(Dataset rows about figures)
(begin)

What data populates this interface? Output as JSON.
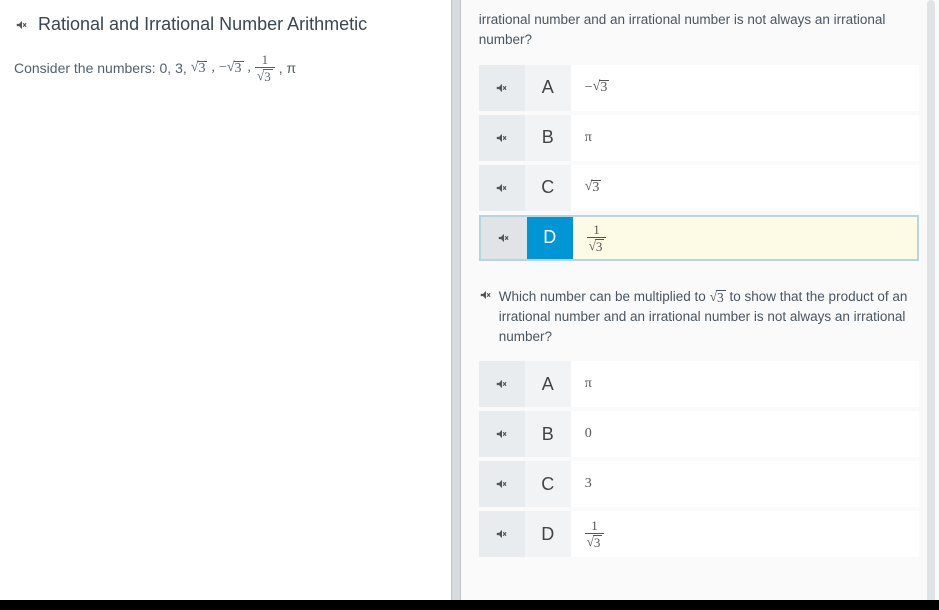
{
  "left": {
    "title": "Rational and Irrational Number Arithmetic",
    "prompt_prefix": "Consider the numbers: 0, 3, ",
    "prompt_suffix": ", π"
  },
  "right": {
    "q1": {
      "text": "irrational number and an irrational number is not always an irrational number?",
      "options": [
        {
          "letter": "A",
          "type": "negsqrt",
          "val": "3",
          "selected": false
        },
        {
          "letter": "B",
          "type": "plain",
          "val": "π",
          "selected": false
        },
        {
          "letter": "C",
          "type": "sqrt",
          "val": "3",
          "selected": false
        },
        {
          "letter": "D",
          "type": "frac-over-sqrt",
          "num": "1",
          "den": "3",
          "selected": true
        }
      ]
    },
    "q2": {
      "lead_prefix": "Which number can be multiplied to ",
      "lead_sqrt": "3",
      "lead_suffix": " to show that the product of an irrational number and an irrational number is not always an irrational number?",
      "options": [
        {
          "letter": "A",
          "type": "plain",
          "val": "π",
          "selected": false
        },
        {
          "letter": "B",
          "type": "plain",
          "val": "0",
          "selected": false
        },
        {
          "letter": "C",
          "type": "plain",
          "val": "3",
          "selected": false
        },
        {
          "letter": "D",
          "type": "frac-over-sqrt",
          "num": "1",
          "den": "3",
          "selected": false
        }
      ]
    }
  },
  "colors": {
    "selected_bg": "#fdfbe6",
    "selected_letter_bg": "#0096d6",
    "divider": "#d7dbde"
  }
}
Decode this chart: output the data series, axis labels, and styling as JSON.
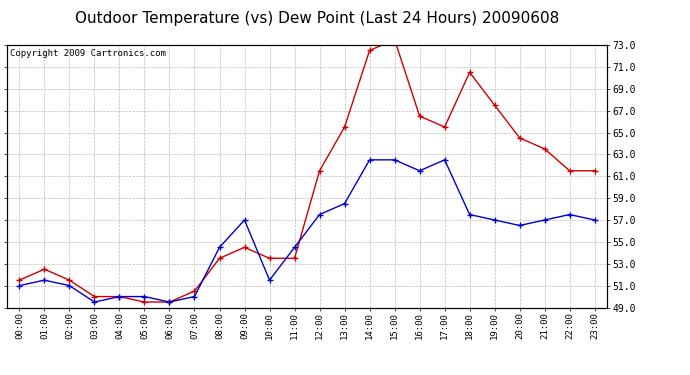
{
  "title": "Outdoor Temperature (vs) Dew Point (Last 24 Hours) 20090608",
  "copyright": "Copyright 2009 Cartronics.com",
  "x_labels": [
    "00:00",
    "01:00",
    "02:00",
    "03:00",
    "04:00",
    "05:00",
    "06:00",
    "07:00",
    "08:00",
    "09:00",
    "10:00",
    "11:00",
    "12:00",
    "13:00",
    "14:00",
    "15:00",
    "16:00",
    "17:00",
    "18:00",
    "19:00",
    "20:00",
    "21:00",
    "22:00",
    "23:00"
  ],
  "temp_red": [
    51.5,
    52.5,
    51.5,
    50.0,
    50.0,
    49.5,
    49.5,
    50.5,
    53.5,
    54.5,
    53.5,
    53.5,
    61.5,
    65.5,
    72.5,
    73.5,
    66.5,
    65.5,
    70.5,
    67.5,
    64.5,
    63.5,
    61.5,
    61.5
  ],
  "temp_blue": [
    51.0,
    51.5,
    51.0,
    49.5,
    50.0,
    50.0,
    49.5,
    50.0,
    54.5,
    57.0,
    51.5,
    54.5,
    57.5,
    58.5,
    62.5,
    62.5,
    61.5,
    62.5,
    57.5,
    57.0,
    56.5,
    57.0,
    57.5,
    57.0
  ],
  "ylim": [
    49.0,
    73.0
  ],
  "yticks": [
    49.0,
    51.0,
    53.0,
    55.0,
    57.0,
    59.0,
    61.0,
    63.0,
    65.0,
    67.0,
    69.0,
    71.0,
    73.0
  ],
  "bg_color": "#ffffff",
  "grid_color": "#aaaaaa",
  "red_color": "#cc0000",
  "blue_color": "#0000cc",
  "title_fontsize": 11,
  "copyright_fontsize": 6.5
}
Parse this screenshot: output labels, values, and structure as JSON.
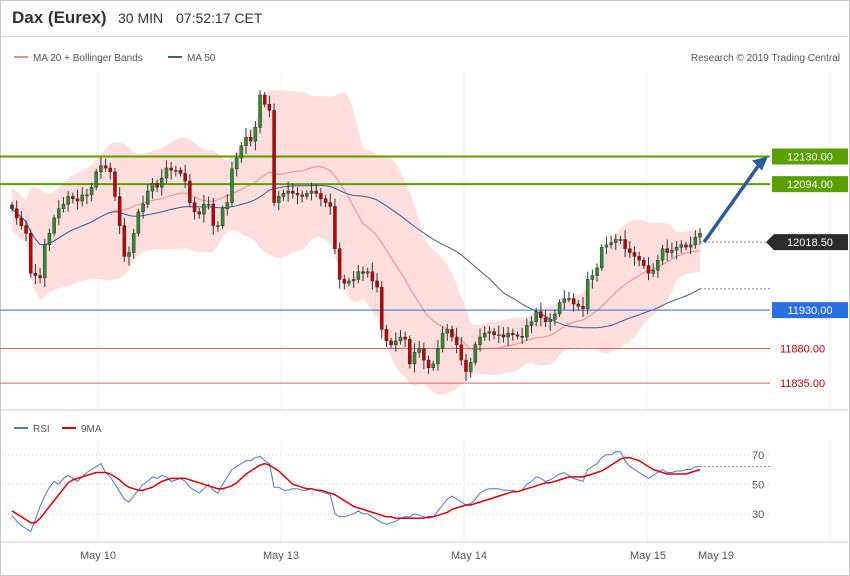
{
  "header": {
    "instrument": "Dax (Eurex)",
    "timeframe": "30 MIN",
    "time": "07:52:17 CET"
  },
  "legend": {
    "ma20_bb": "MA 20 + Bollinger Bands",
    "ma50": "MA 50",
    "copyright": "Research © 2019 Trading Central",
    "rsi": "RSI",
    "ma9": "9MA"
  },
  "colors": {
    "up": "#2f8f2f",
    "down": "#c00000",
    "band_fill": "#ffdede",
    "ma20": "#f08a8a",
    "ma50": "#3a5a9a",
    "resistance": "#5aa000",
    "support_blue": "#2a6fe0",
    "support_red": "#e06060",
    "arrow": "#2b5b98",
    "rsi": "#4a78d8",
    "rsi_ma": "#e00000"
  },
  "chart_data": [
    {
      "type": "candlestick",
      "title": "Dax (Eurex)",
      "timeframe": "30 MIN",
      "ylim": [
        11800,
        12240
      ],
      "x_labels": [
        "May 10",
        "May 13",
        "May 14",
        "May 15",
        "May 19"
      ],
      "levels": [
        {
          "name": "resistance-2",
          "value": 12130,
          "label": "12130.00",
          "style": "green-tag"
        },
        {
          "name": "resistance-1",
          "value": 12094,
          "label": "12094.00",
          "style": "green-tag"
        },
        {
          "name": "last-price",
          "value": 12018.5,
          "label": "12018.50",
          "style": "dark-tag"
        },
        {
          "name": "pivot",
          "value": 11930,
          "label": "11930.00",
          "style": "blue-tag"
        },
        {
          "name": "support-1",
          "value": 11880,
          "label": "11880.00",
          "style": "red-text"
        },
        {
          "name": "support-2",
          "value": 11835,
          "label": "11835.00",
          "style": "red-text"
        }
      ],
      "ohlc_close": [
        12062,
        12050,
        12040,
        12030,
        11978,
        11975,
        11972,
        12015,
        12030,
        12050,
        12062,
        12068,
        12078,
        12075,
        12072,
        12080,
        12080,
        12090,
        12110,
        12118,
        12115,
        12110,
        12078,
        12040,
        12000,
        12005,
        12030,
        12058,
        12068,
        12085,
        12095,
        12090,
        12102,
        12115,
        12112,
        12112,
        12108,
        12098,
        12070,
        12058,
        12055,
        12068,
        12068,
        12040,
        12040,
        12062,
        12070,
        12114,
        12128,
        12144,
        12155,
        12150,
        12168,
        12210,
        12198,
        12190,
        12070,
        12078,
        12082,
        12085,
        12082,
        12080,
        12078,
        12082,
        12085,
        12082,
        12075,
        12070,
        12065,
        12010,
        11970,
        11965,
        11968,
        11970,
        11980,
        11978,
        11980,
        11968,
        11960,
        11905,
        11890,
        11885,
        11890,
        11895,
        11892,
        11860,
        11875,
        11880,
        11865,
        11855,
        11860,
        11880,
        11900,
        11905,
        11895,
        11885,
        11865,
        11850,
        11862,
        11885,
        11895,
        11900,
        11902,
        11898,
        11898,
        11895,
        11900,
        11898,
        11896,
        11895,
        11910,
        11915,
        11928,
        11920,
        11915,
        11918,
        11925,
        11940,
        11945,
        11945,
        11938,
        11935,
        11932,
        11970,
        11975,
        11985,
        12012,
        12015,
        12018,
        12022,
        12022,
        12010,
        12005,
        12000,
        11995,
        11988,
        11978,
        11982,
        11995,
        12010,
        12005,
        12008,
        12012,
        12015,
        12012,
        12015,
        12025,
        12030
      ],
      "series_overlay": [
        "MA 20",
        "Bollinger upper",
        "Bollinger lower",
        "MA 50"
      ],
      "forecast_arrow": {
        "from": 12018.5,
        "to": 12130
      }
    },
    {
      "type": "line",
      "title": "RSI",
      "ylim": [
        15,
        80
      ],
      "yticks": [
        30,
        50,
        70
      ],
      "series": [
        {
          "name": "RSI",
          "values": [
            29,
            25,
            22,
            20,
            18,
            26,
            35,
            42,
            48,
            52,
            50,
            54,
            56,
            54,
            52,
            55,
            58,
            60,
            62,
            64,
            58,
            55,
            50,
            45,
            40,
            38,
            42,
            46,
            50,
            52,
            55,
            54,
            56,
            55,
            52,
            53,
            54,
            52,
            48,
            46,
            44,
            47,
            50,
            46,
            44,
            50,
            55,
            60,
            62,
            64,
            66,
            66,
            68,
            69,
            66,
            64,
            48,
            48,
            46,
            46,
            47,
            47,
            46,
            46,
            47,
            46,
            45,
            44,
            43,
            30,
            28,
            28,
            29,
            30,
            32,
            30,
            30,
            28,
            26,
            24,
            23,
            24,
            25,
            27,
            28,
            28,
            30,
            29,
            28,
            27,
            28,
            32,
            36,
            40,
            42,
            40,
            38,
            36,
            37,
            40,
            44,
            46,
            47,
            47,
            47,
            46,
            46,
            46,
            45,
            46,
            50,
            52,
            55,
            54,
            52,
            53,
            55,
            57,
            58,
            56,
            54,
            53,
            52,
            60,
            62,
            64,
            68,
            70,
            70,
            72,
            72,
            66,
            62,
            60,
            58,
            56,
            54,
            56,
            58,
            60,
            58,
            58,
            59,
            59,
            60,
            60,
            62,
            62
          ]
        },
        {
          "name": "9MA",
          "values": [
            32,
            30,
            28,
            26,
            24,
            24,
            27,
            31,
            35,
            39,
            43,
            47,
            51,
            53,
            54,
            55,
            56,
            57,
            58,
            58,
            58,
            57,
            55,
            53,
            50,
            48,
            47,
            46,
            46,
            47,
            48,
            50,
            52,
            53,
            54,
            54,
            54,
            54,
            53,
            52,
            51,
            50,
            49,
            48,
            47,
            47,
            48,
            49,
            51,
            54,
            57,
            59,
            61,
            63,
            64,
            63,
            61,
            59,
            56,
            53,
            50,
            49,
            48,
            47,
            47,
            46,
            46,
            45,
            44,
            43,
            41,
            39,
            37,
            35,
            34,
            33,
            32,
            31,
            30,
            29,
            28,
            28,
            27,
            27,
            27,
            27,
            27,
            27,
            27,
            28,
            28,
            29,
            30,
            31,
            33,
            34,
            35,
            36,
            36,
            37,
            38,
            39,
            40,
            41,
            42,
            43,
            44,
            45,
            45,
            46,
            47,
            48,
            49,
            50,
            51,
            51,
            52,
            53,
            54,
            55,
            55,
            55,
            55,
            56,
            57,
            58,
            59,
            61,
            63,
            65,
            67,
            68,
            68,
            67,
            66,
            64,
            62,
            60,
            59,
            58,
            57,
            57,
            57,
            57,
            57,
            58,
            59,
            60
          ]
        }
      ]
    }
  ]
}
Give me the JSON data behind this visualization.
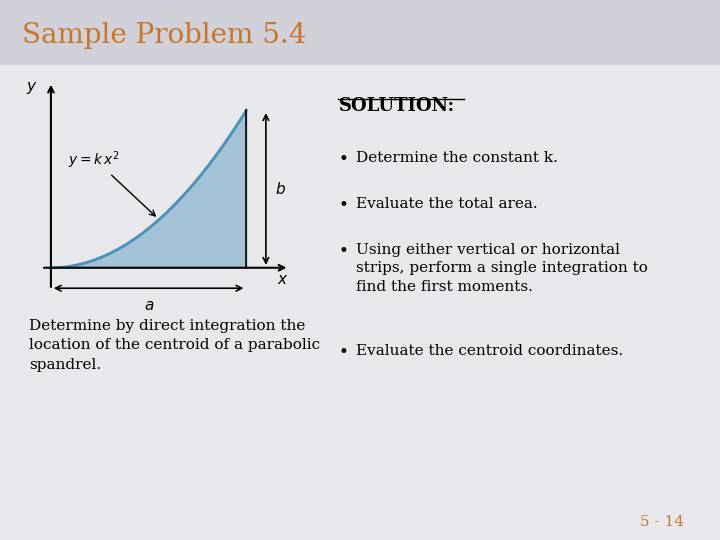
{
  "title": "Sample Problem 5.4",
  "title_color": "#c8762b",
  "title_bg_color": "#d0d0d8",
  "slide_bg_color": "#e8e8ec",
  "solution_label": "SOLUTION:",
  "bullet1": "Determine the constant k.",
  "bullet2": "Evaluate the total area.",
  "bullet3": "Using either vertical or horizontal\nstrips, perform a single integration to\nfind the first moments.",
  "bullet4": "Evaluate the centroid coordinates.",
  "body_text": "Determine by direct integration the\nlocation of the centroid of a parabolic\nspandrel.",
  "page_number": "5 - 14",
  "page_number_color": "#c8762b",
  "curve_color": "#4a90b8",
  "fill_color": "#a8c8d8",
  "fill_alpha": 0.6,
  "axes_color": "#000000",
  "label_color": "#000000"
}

(end)

Gather, from the listing above, every line carrying the word "Bollinger".

    "ma20_bb": "MA 20 + Bollinger Bands",
        "Bollinger upper",
        "Bollinger lower",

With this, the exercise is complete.